[Begin]

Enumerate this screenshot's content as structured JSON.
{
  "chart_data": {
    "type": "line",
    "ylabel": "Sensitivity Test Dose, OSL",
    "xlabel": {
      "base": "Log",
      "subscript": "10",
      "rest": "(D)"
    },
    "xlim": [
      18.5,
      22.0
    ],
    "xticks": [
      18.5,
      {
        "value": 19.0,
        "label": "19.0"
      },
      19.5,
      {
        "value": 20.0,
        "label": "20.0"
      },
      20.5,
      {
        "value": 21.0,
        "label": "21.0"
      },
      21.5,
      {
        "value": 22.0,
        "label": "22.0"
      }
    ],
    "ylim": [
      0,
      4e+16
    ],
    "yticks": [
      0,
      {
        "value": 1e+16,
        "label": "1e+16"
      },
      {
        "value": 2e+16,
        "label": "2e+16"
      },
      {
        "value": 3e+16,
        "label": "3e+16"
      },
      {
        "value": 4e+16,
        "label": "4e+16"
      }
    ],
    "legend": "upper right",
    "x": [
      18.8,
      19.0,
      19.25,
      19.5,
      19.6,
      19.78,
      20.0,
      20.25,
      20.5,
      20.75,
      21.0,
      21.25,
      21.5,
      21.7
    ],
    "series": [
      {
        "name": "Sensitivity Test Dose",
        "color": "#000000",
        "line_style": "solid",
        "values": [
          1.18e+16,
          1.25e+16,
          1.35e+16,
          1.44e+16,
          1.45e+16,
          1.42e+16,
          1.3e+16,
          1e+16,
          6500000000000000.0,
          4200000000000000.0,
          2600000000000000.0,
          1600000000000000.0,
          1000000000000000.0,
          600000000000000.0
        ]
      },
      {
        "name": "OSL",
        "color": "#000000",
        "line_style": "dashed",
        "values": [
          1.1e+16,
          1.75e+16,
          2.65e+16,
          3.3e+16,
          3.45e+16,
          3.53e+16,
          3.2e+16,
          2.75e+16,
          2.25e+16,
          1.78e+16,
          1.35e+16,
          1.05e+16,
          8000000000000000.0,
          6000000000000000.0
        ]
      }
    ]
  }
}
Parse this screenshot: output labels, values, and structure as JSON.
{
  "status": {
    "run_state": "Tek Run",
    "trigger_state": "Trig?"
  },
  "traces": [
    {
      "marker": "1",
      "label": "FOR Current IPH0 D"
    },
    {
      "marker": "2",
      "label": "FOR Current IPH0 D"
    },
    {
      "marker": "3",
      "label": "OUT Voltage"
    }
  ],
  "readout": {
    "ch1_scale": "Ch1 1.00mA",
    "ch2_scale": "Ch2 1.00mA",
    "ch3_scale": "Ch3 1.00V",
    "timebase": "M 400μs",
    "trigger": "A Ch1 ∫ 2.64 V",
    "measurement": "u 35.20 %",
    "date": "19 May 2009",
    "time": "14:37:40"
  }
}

[End]

Return exactly the lines from the line bearing "Parse this screenshot: output" to the end of the records, inclusive of both; include no other lines.

Parse this screenshot: output labels, values, and structure as JSON.
{
  "status": {
    "run_state": "Tek Run",
    "trigger_state": "Trig?"
  },
  "traces": [
    {
      "marker": "1",
      "label": "FOR Current IPH0 D"
    },
    {
      "marker": "2",
      "label": "FOR Current IPH0 D"
    },
    {
      "marker": "3",
      "label": "OUT Voltage"
    }
  ],
  "readout": {
    "ch1_scale": "Ch1 1.00mA",
    "ch2_scale": "Ch2 1.00mA",
    "ch3_scale": "Ch3 1.00V",
    "timebase": "M 400μs",
    "trigger": "A Ch1 ∫ 2.64 V",
    "measurement": "u 35.20 %",
    "date": "19 May 2009",
    "time": "14:37:40"
  }
}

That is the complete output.